── MATERIAL PROVIDED

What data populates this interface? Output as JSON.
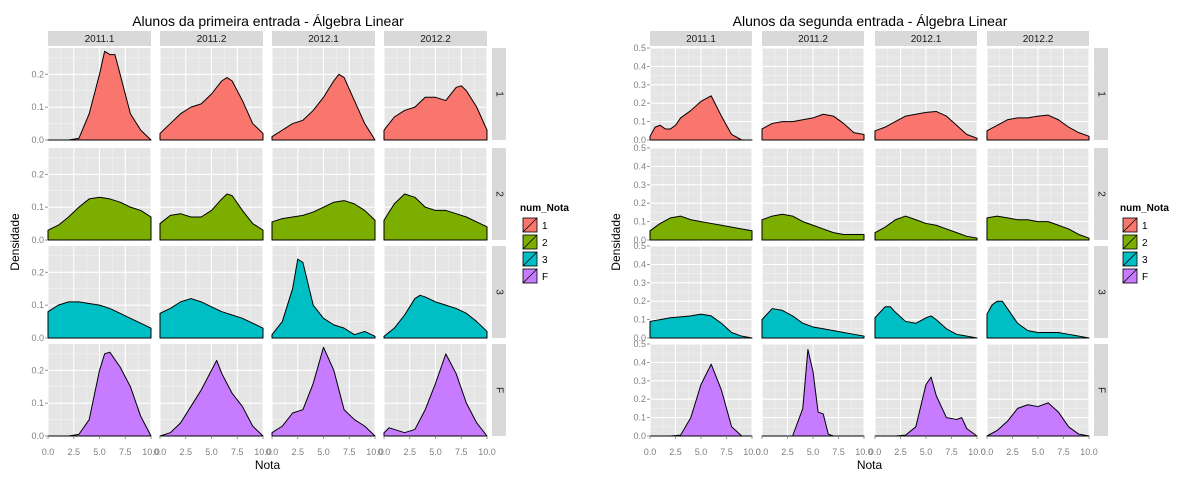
{
  "chart_data": [
    {
      "type": "area",
      "title": "Alunos da primeira entrada -  Álgebra Linear",
      "xlabel": "Nota",
      "ylabel": "Densidade",
      "facet_cols": [
        "2011.1",
        "2011.2",
        "2012.1",
        "2012.2"
      ],
      "facet_rows": [
        "1",
        "2",
        "3",
        "F"
      ],
      "xlim": [
        0,
        10
      ],
      "xticks": [
        "0.0",
        "2.5",
        "5.0",
        "7.5",
        "10.0"
      ],
      "xtick_values": [
        0,
        2.5,
        5,
        7.5,
        10
      ],
      "ylim": [
        0,
        0.28
      ],
      "yticks": [
        "0.0",
        "0.1",
        "0.2"
      ],
      "ytick_values": [
        0,
        0.1,
        0.2
      ],
      "ygrid_minor": [
        0.05,
        0.15,
        0.25
      ],
      "grid": true,
      "legend": {
        "title": "num_Nota",
        "position": "right",
        "labels": [
          "1",
          "2",
          "3",
          "F"
        ],
        "colors": [
          "#F8766D",
          "#7CAE00",
          "#00BFC4",
          "#C77CFF"
        ]
      },
      "panels": [
        [
          {
            "x": [
              0,
              1,
              2,
              3,
              4,
              5,
              5.5,
              6,
              6.5,
              7,
              8,
              9,
              10
            ],
            "y": [
              0,
              0,
              0,
              0.005,
              0.08,
              0.2,
              0.27,
              0.26,
              0.26,
              0.2,
              0.08,
              0.03,
              0
            ]
          },
          {
            "x": [
              0,
              1,
              2,
              3,
              4,
              5,
              6,
              6.5,
              7,
              8,
              9,
              10
            ],
            "y": [
              0.02,
              0.05,
              0.08,
              0.1,
              0.11,
              0.14,
              0.18,
              0.19,
              0.18,
              0.12,
              0.05,
              0.02
            ]
          },
          {
            "x": [
              0,
              1,
              2,
              3,
              4,
              5,
              6,
              6.5,
              7,
              8,
              9,
              10
            ],
            "y": [
              0.01,
              0.03,
              0.05,
              0.06,
              0.09,
              0.13,
              0.18,
              0.2,
              0.19,
              0.12,
              0.05,
              0
            ]
          },
          {
            "x": [
              0,
              1,
              2,
              3,
              4,
              4.5,
              5,
              6,
              7,
              7.5,
              8,
              9,
              10
            ],
            "y": [
              0.03,
              0.07,
              0.09,
              0.1,
              0.13,
              0.13,
              0.13,
              0.12,
              0.16,
              0.165,
              0.15,
              0.1,
              0.03
            ]
          }
        ],
        [
          {
            "x": [
              0,
              1,
              2,
              3,
              4,
              5,
              6,
              7,
              8,
              9,
              10
            ],
            "y": [
              0.03,
              0.045,
              0.07,
              0.1,
              0.125,
              0.13,
              0.125,
              0.115,
              0.1,
              0.09,
              0.07
            ]
          },
          {
            "x": [
              0,
              1,
              2,
              3,
              4,
              5,
              6,
              6.5,
              7,
              8,
              9,
              10
            ],
            "y": [
              0.05,
              0.075,
              0.08,
              0.07,
              0.07,
              0.09,
              0.125,
              0.14,
              0.135,
              0.09,
              0.05,
              0.03
            ]
          },
          {
            "x": [
              0,
              1,
              2,
              3,
              4,
              5,
              6,
              7,
              8,
              9,
              10
            ],
            "y": [
              0.055,
              0.065,
              0.07,
              0.075,
              0.085,
              0.1,
              0.115,
              0.12,
              0.11,
              0.09,
              0.06
            ]
          },
          {
            "x": [
              0,
              1,
              2,
              3,
              4,
              5,
              6,
              7,
              8,
              9,
              10
            ],
            "y": [
              0.06,
              0.11,
              0.14,
              0.13,
              0.1,
              0.09,
              0.09,
              0.08,
              0.07,
              0.055,
              0.04
            ]
          }
        ],
        [
          {
            "x": [
              0,
              1,
              2,
              3,
              4,
              5,
              6,
              7,
              8,
              9,
              10
            ],
            "y": [
              0.08,
              0.1,
              0.11,
              0.11,
              0.105,
              0.1,
              0.09,
              0.075,
              0.06,
              0.045,
              0.03
            ]
          },
          {
            "x": [
              0,
              1,
              2,
              3,
              4,
              5,
              6,
              7,
              8,
              9,
              10
            ],
            "y": [
              0.075,
              0.09,
              0.11,
              0.12,
              0.11,
              0.095,
              0.08,
              0.07,
              0.06,
              0.045,
              0.03
            ]
          },
          {
            "x": [
              0,
              1,
              2,
              2.5,
              3,
              4,
              5,
              6,
              7,
              8,
              9,
              10
            ],
            "y": [
              0.01,
              0.05,
              0.15,
              0.24,
              0.23,
              0.1,
              0.06,
              0.04,
              0.03,
              0.01,
              0.02,
              0.005
            ]
          },
          {
            "x": [
              0,
              1,
              2,
              3,
              3.5,
              4,
              5,
              6,
              7,
              8,
              9,
              10
            ],
            "y": [
              0.005,
              0.03,
              0.07,
              0.12,
              0.13,
              0.125,
              0.11,
              0.1,
              0.09,
              0.075,
              0.05,
              0.02
            ]
          }
        ],
        [
          {
            "x": [
              0,
              1,
              2,
              3,
              4,
              5,
              5.5,
              6,
              7,
              8,
              9,
              10
            ],
            "y": [
              0,
              0,
              0,
              0.005,
              0.05,
              0.2,
              0.25,
              0.255,
              0.21,
              0.15,
              0.06,
              0
            ]
          },
          {
            "x": [
              0,
              1,
              2,
              3,
              4,
              5,
              5.5,
              6,
              7,
              8,
              9,
              10
            ],
            "y": [
              0,
              0.01,
              0.04,
              0.09,
              0.14,
              0.2,
              0.23,
              0.19,
              0.13,
              0.09,
              0.03,
              0
            ]
          },
          {
            "x": [
              0,
              1,
              2,
              3,
              4,
              5,
              6,
              7,
              8,
              9,
              10
            ],
            "y": [
              0.01,
              0.03,
              0.07,
              0.08,
              0.16,
              0.27,
              0.2,
              0.08,
              0.05,
              0.03,
              0
            ]
          },
          {
            "x": [
              0,
              0.5,
              1,
              2,
              3,
              4,
              5,
              6,
              7,
              8,
              9,
              10
            ],
            "y": [
              0.01,
              0.025,
              0.02,
              0.01,
              0.02,
              0.08,
              0.16,
              0.25,
              0.19,
              0.1,
              0.04,
              0
            ]
          }
        ]
      ]
    },
    {
      "type": "area",
      "title": "Alunos da segunda entrada -  Álgebra Linear",
      "xlabel": "Nota",
      "ylabel": "Densidade",
      "facet_cols": [
        "2011.1",
        "2011.2",
        "2012.1",
        "2012.2"
      ],
      "facet_rows": [
        "1",
        "2",
        "3",
        "F"
      ],
      "xlim": [
        0,
        10
      ],
      "xticks": [
        "0.0",
        "2.5",
        "5.0",
        "7.5",
        "10.0"
      ],
      "xtick_values": [
        0,
        2.5,
        5,
        7.5,
        10
      ],
      "ylim": [
        0,
        0.5
      ],
      "yticks": [
        "0.0",
        "0.1",
        "0.2",
        "0.3",
        "0.4",
        "0.5"
      ],
      "ytick_values": [
        0,
        0.1,
        0.2,
        0.3,
        0.4,
        0.5
      ],
      "grid": true,
      "legend": {
        "title": "num_Nota",
        "position": "right",
        "labels": [
          "1",
          "2",
          "3",
          "F"
        ],
        "colors": [
          "#F8766D",
          "#7CAE00",
          "#00BFC4",
          "#C77CFF"
        ]
      },
      "panels": [
        [
          {
            "x": [
              0,
              0.5,
              1,
              1.5,
              2,
              2.5,
              3,
              4,
              5,
              6,
              7,
              8,
              9,
              10
            ],
            "y": [
              0.02,
              0.07,
              0.08,
              0.06,
              0.06,
              0.08,
              0.12,
              0.16,
              0.21,
              0.24,
              0.13,
              0.03,
              0,
              0
            ]
          },
          {
            "x": [
              0,
              1,
              2,
              3,
              4,
              5,
              6,
              7,
              8,
              9,
              10
            ],
            "y": [
              0.06,
              0.09,
              0.1,
              0.1,
              0.11,
              0.12,
              0.14,
              0.13,
              0.09,
              0.04,
              0.03
            ]
          },
          {
            "x": [
              0,
              1,
              2,
              3,
              4,
              5,
              6,
              7,
              8,
              9,
              10
            ],
            "y": [
              0.05,
              0.07,
              0.1,
              0.13,
              0.14,
              0.15,
              0.155,
              0.13,
              0.08,
              0.03,
              0.01
            ]
          },
          {
            "x": [
              0,
              1,
              2,
              3,
              4,
              5,
              6,
              7,
              8,
              9,
              10
            ],
            "y": [
              0.05,
              0.08,
              0.11,
              0.12,
              0.12,
              0.13,
              0.135,
              0.11,
              0.07,
              0.04,
              0.02
            ]
          }
        ],
        [
          {
            "x": [
              0,
              1,
              2,
              3,
              4,
              5,
              6,
              7,
              8,
              9,
              10
            ],
            "y": [
              0.05,
              0.09,
              0.12,
              0.13,
              0.11,
              0.1,
              0.09,
              0.08,
              0.07,
              0.06,
              0.05
            ]
          },
          {
            "x": [
              0,
              1,
              2,
              3,
              4,
              5,
              6,
              7,
              8,
              9,
              10
            ],
            "y": [
              0.11,
              0.13,
              0.14,
              0.13,
              0.1,
              0.08,
              0.06,
              0.04,
              0.03,
              0.03,
              0.03
            ]
          },
          {
            "x": [
              0,
              1,
              2,
              3,
              4,
              5,
              6,
              7,
              8,
              9,
              10
            ],
            "y": [
              0.04,
              0.07,
              0.11,
              0.13,
              0.11,
              0.09,
              0.08,
              0.06,
              0.04,
              0.02,
              0.01
            ]
          },
          {
            "x": [
              0,
              1,
              2,
              3,
              4,
              5,
              6,
              7,
              8,
              9,
              10
            ],
            "y": [
              0.12,
              0.13,
              0.12,
              0.11,
              0.11,
              0.1,
              0.1,
              0.08,
              0.06,
              0.03,
              0.01
            ]
          }
        ],
        [
          {
            "x": [
              0,
              1,
              2,
              3,
              4,
              5,
              6,
              7,
              8,
              9,
              10
            ],
            "y": [
              0.09,
              0.1,
              0.11,
              0.115,
              0.12,
              0.13,
              0.12,
              0.08,
              0.03,
              0.01,
              0
            ]
          },
          {
            "x": [
              0,
              1,
              2,
              3,
              4,
              5,
              6,
              7,
              8,
              9,
              10
            ],
            "y": [
              0.1,
              0.16,
              0.15,
              0.12,
              0.08,
              0.06,
              0.05,
              0.04,
              0.03,
              0.02,
              0.01
            ]
          },
          {
            "x": [
              0,
              1,
              1.5,
              2,
              3,
              4,
              5,
              5.5,
              6,
              7,
              8,
              9,
              10
            ],
            "y": [
              0.11,
              0.17,
              0.17,
              0.14,
              0.09,
              0.08,
              0.11,
              0.12,
              0.1,
              0.05,
              0.02,
              0.01,
              0
            ]
          },
          {
            "x": [
              0,
              0.5,
              1,
              1.5,
              2,
              3,
              4,
              5,
              6,
              7,
              8,
              9,
              10
            ],
            "y": [
              0.13,
              0.18,
              0.2,
              0.2,
              0.16,
              0.08,
              0.04,
              0.03,
              0.03,
              0.03,
              0.02,
              0.01,
              0
            ]
          }
        ],
        [
          {
            "x": [
              0,
              1,
              2,
              3,
              4,
              5,
              6,
              7,
              8,
              9,
              10
            ],
            "y": [
              0,
              0,
              0,
              0.005,
              0.1,
              0.28,
              0.39,
              0.25,
              0.05,
              0,
              0
            ]
          },
          {
            "x": [
              0,
              1,
              2,
              3,
              4,
              4.5,
              5,
              5.5,
              6,
              6.5,
              7,
              8,
              9,
              10
            ],
            "y": [
              0,
              0,
              0,
              0,
              0.15,
              0.47,
              0.35,
              0.13,
              0.12,
              0.01,
              0,
              0,
              0,
              0
            ]
          },
          {
            "x": [
              0,
              1,
              2,
              3,
              4,
              5,
              5.5,
              6,
              7,
              8,
              8.5,
              9,
              10
            ],
            "y": [
              0,
              0,
              0,
              0.005,
              0.05,
              0.28,
              0.32,
              0.22,
              0.1,
              0.09,
              0.1,
              0.04,
              0
            ]
          },
          {
            "x": [
              0,
              1,
              2,
              3,
              4,
              5,
              6,
              7,
              8,
              9,
              10
            ],
            "y": [
              0,
              0.03,
              0.08,
              0.15,
              0.17,
              0.16,
              0.18,
              0.13,
              0.05,
              0.01,
              0
            ]
          }
        ]
      ]
    }
  ]
}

────

Check every line for "Álgebra" and show the ones that have it.

--- FINAL RESULT ---
      "title": "Alunos da primeira entrada -  Álgebra Linear",
      "title": "Alunos da segunda entrada -  Álgebra Linear",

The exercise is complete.